Goal: Copy out the listing that follows, exactly, without its pictures.
--- START Dataset excerpts ---
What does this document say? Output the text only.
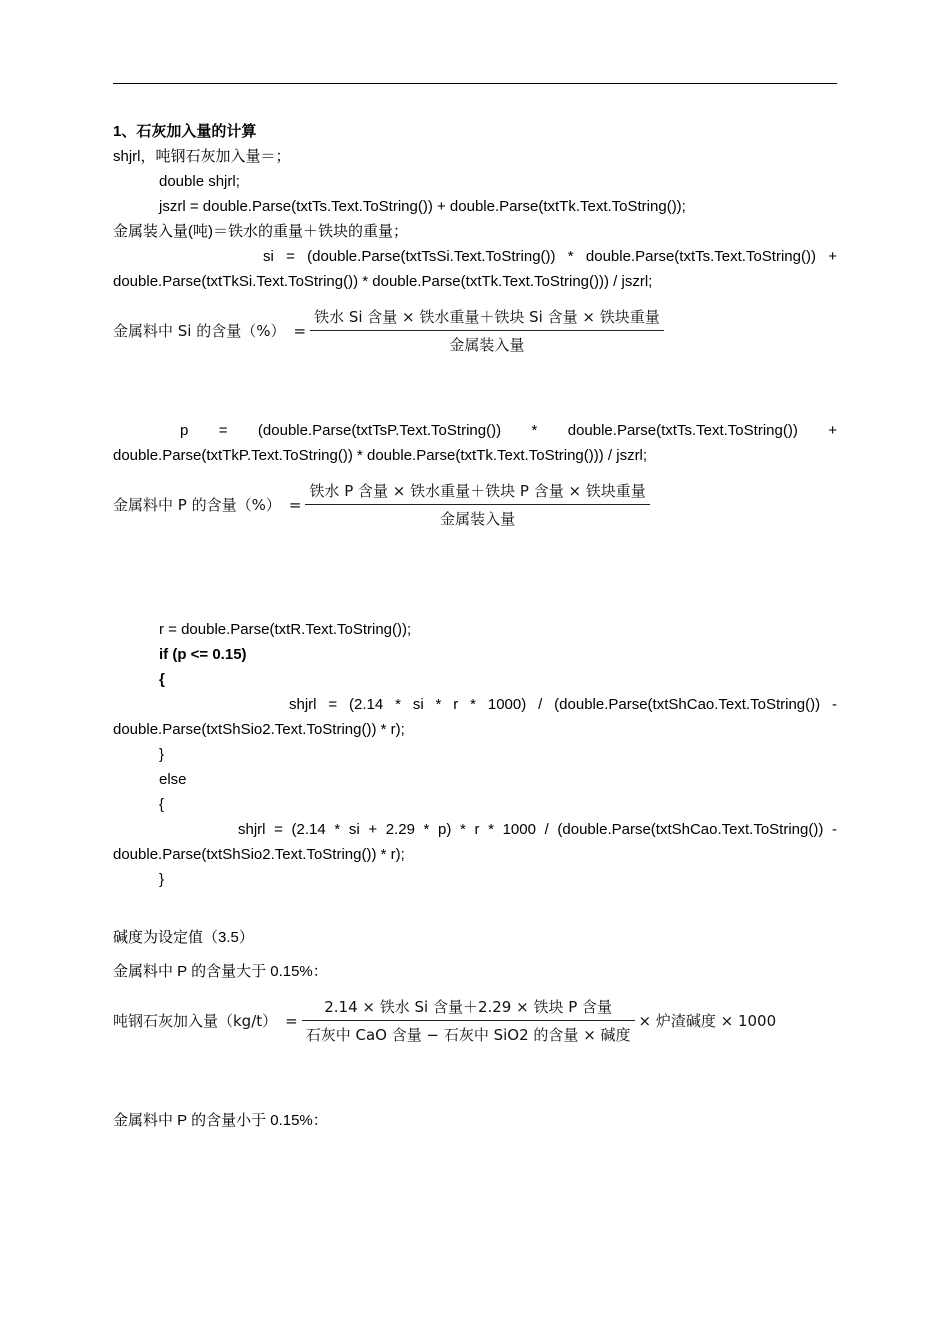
1、石灰加入量的计算
shjrl，吨钢石灰加入量＝；
double shjrl;
jszrl = double.Parse(txtTs.Text.ToString()) + double.Parse(txtTk.Text.ToString());
金属装入量(吨)＝铁水的重量＋铁块的重量；
si = (double.Parse(txtTsSi.Text.ToString()) * double.Parse(txtTs.Text.ToString()) +
double.Parse(txtTkSi.Text.ToString()) * double.Parse(txtTk.Text.ToString())) / jszrl;
金属料中 Si 的含量（%） = $\frac{\text{铁水 Si 含量 × 铁水重量＋铁块 Si 含量 × 铁块重量}}{\text{金属装入量}}$
p = (double.Parse(txtTsP.Text.ToString()) * double.Parse(txtTs.Text.ToString()) +
double.Parse(txtTkP.Text.ToString()) * double.Parse(txtTk.Text.ToString())) / jszrl;
金属料中 P 的含量（%） = $\frac{\text{铁水 P 含量 × 铁水重量＋铁块 P 含量 × 铁块重量}}{\text{金属装入量}}$
r = double.Parse(txtR.Text.ToString());
if (p <= 0.15)
{
shjrl = (2.14 * si * r * 1000) / (double.Parse(txtShCao.Text.ToString()) -
double.Parse(txtShSio2.Text.ToString()) * r);
}
else
{
shjrl = (2.14 * si + 2.29 * p) * r * 1000 / (double.Parse(txtShCao.Text.ToString()) -
double.Parse(txtShSio2.Text.ToString()) * r);
}
碱度为设定值（3.5）
金属料中 P 的含量大于 0.15%：
吨钢石灰加入量$(kg/t) = \frac{\text{2.14 × 铁水 Si 含量＋2.29 × 铁块 P 含量}}{\text{石灰中 CaO 含量 − 石灰中 SiO2 的含量 × 碱度}}$ × 炉渣碱度 × 1000
金属料中 P 的含量小于 0.15%：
--- END Dataset excerpts ---
Output of the exercise:
What does this document say? Output the text only.
1、石灰加入量的计算
shjrl，吨钢石灰加入量＝；
double shjrl;
jszrl = double.Parse(txtTs.Text.ToString()) + double.Parse(txtTk.Text.ToString());
金属装入量(吨)＝铁水的重量＋铁块的重量；
si = (double.Parse(txtTsSi.Text.ToString()) * double.Parse(txtTs.Text.ToString()) +
double.Parse(txtTkSi.Text.ToString()) * double.Parse(txtTk.Text.ToString())) / jszrl;
金属料中 Si 的含量（%） = $\frac{\text{铁水 Si 含量 × 铁水重量＋铁块 Si 含量 × 铁块重量}}{\text{金属装入量}}$
p = (double.Parse(txtTsP.Text.ToString()) * double.Parse(txtTs.Text.ToString()) +
double.Parse(txtTkP.Text.ToString()) * double.Parse(txtTk.Text.ToString())) / jszrl;
金属料中 P 的含量（%） = $\frac{\text{铁水 P 含量 × 铁水重量＋铁块 P 含量 × 铁块重量}}{\text{金属装入量}}$
r = double.Parse(txtR.Text.ToString());
if (p <= 0.15)
{
shjrl = (2.14 * si * r * 1000) / (double.Parse(txtShCao.Text.ToString()) -
double.Parse(txtShSio2.Text.ToString()) * r);
}
else
{
shjrl = (2.14 * si + 2.29 * p) * r * 1000 / (double.Parse(txtShCao.Text.ToString()) -
double.Parse(txtShSio2.Text.ToString()) * r);
}
碱度为设定值（3.5）
金属料中 P 的含量大于 0.15%：
吨钢石灰加入量$(kg/t) = \frac{\text{2.14 × 铁水 Si 含量＋2.29 × 铁块 P 含量}}{\text{石灰中 CaO 含量 − 石灰中 SiO2 的含量 × 碱度}}$ × 炉渣碱度 × 1000
金属料中 P 的含量小于 0.15%：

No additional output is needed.